'''

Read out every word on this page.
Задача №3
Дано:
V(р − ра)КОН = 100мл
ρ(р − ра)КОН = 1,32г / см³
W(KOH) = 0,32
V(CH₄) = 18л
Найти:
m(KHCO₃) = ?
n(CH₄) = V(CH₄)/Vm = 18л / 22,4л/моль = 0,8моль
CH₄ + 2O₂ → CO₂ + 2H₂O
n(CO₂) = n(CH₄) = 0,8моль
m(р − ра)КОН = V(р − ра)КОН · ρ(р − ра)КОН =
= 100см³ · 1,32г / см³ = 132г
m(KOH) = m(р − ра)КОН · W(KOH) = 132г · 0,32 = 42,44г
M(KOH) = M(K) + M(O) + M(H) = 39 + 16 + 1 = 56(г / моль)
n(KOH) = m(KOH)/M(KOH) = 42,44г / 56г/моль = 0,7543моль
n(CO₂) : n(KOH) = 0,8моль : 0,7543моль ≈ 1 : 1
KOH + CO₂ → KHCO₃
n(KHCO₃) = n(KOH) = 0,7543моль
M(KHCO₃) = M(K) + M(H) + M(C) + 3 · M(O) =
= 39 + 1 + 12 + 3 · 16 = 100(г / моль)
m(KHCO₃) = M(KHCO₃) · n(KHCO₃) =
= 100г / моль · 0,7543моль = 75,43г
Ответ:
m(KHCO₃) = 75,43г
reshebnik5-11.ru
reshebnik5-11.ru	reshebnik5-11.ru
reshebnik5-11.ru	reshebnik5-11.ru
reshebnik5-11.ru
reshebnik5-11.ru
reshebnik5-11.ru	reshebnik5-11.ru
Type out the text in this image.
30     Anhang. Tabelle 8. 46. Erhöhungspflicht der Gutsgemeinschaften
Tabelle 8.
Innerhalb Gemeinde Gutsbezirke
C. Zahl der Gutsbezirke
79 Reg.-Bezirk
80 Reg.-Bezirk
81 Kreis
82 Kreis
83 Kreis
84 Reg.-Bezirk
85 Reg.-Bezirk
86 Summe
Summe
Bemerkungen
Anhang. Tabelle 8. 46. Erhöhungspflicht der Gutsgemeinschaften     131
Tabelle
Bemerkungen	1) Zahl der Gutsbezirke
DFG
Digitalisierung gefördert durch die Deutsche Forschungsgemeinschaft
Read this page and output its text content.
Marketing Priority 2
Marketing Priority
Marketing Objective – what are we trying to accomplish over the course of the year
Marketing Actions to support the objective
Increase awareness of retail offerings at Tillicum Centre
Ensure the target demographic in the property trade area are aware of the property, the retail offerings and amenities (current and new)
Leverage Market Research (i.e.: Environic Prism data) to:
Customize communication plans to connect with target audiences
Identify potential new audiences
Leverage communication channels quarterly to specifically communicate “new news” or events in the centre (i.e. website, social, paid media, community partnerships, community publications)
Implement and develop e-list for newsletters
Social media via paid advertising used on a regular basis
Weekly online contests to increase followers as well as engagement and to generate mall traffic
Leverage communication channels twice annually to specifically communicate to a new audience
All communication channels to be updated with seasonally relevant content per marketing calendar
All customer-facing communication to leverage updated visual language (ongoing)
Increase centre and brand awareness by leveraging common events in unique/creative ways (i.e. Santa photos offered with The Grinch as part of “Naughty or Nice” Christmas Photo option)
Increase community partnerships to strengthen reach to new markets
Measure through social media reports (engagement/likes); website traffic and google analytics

'''

- Problem
From the listing above, collect each line in which the string "engagement" appears.

- Answer to this exercise
Weekly online contests to increase followers as well as engagement and to generate mall traffic
Measure through social media reports (engagement/likes); website traffic and google analytics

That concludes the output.